* [PROMPT]:
Copy out every line of the records where the string "xlabel" occurs.

A run of records:
* BEGIN *

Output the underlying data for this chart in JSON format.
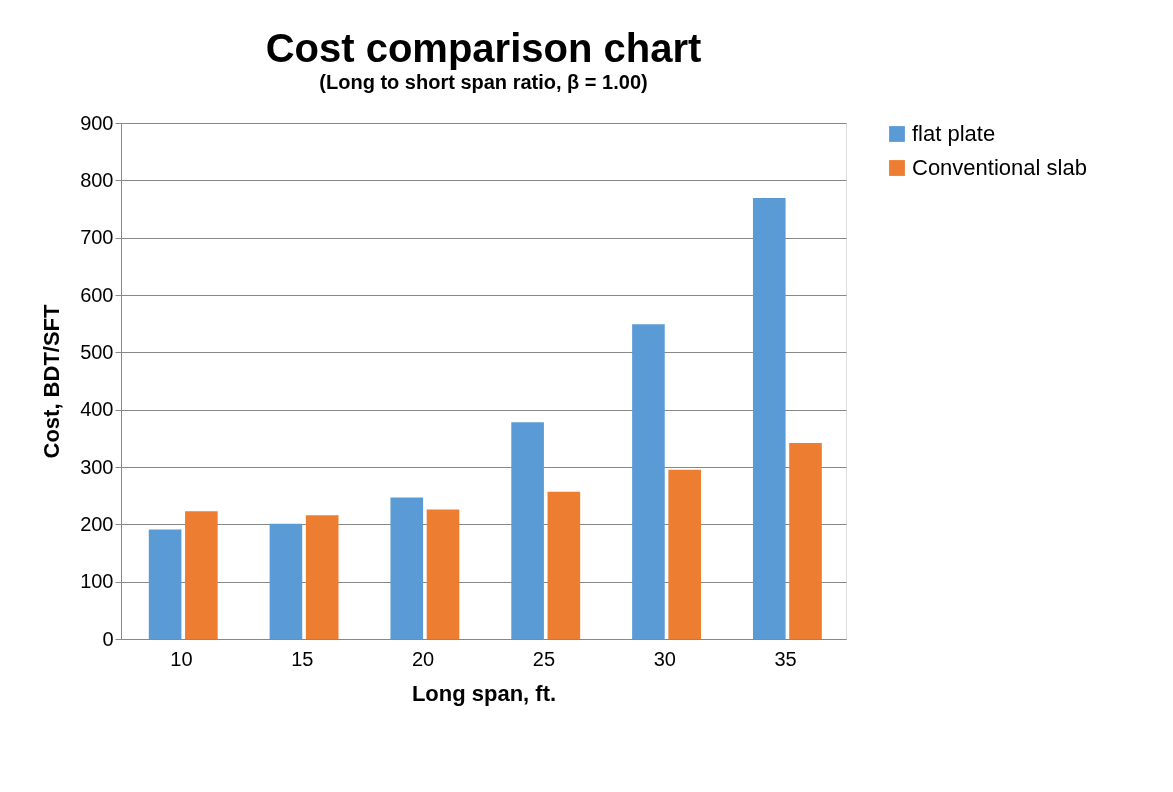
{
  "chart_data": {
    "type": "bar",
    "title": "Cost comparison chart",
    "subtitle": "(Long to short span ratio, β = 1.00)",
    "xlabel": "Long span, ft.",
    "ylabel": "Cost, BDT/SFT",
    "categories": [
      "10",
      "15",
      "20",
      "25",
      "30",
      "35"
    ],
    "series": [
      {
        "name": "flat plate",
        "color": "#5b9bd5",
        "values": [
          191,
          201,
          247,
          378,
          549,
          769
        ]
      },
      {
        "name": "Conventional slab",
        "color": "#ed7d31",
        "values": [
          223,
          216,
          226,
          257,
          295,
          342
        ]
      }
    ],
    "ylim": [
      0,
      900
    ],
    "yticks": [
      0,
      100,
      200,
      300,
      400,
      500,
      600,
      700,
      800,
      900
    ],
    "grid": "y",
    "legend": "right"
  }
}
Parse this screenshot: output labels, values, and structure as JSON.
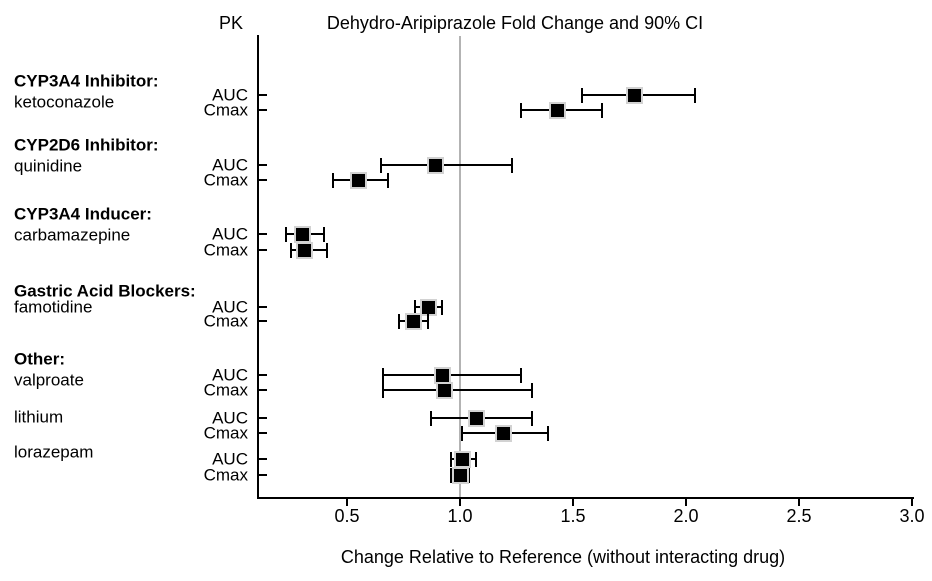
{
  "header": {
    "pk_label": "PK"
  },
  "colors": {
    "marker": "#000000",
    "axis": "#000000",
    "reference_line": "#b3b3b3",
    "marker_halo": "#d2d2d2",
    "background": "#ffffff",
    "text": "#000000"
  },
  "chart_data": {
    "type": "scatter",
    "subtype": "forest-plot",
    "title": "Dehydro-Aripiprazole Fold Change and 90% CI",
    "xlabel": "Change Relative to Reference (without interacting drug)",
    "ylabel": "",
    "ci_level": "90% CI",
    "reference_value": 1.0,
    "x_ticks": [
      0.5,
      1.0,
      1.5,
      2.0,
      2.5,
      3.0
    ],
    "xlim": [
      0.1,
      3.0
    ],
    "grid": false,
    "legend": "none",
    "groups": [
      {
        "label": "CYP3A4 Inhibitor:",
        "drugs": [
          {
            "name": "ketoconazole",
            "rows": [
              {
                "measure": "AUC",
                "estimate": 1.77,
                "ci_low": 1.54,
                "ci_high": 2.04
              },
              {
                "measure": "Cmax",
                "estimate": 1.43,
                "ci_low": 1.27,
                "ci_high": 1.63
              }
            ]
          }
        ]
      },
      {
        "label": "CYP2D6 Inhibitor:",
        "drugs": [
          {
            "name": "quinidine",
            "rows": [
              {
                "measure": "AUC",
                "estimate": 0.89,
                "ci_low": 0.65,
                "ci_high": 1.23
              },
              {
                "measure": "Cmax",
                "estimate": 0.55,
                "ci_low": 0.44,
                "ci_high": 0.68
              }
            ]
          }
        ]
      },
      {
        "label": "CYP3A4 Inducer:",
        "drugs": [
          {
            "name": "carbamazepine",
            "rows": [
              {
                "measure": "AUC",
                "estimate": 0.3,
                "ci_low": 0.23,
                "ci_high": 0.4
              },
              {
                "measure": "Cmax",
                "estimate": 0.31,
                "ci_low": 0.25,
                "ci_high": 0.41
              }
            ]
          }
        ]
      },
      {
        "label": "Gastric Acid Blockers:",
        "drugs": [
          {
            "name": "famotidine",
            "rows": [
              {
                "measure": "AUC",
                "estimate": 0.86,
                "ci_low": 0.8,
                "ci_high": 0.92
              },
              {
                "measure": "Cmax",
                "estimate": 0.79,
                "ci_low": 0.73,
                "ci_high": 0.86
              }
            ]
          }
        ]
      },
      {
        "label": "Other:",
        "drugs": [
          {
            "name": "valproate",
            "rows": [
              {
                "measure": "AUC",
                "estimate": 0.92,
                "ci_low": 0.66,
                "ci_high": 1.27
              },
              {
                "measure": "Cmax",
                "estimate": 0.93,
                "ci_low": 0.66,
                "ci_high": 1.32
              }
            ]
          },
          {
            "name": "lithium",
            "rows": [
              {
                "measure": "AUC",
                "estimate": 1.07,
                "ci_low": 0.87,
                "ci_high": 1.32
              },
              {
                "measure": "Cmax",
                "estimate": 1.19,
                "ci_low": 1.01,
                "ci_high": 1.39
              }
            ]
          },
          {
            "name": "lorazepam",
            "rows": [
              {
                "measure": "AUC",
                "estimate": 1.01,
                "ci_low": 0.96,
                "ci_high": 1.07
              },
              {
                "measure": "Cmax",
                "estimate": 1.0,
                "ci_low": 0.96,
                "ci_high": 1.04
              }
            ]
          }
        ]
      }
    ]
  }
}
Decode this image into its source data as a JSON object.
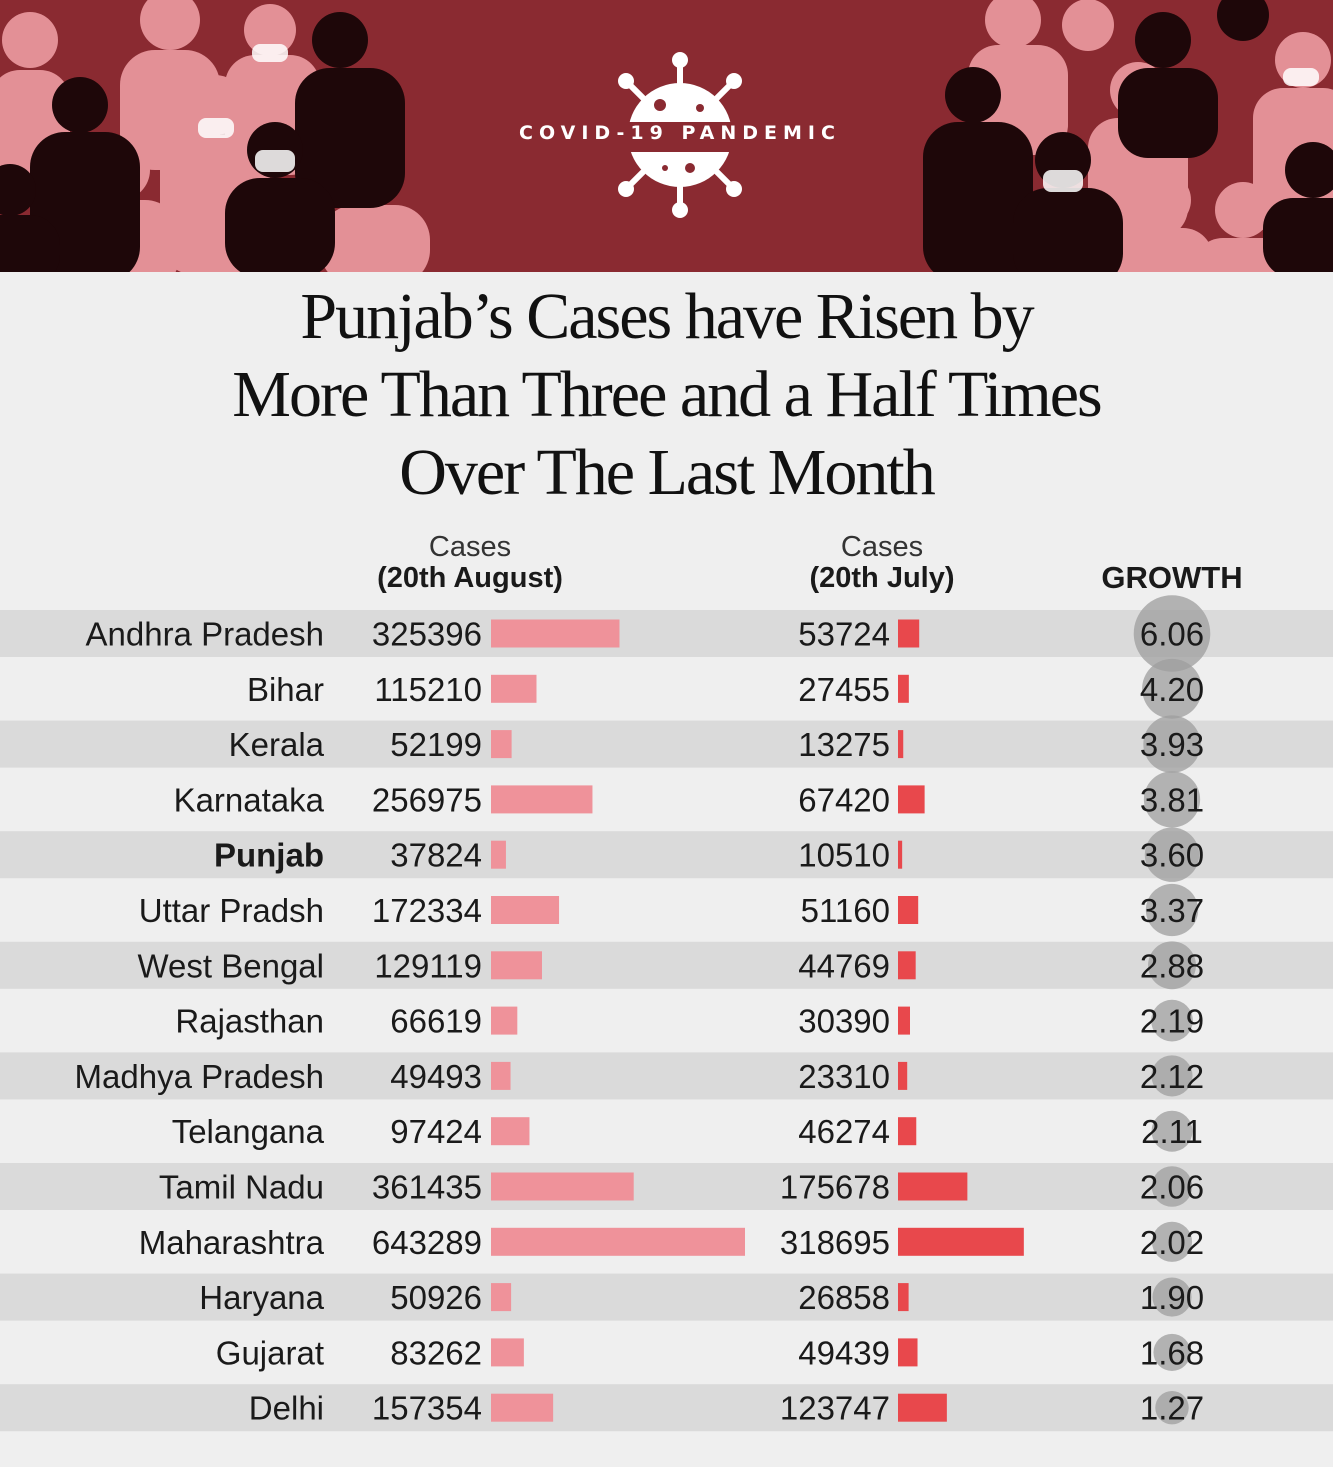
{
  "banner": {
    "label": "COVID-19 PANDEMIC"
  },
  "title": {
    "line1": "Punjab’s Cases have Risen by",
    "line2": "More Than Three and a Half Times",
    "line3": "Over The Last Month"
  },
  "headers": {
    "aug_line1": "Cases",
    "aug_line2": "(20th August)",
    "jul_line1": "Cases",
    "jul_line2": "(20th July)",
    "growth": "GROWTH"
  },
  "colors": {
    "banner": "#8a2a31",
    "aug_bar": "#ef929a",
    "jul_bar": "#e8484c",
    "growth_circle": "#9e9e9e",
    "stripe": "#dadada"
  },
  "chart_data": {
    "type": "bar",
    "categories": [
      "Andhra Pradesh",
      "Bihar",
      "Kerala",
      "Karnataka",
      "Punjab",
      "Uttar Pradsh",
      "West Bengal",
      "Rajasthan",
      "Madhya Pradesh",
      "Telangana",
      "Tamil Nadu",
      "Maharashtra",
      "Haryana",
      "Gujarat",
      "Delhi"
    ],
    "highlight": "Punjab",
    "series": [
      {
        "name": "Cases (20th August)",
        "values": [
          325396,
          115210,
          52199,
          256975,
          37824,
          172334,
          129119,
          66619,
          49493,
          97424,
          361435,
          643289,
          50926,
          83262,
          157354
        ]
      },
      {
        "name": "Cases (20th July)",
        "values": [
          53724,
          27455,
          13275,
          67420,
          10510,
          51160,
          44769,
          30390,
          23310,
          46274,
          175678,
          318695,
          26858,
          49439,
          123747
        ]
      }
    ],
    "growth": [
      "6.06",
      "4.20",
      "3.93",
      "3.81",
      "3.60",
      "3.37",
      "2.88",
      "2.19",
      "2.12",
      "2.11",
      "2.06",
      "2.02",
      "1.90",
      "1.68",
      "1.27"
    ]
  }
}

* END *

* [CORRECT RESULT]:
    "xlabel": "Long span, ft.",
    "xlabel": "Change Relative to Reference (without interacting drug)",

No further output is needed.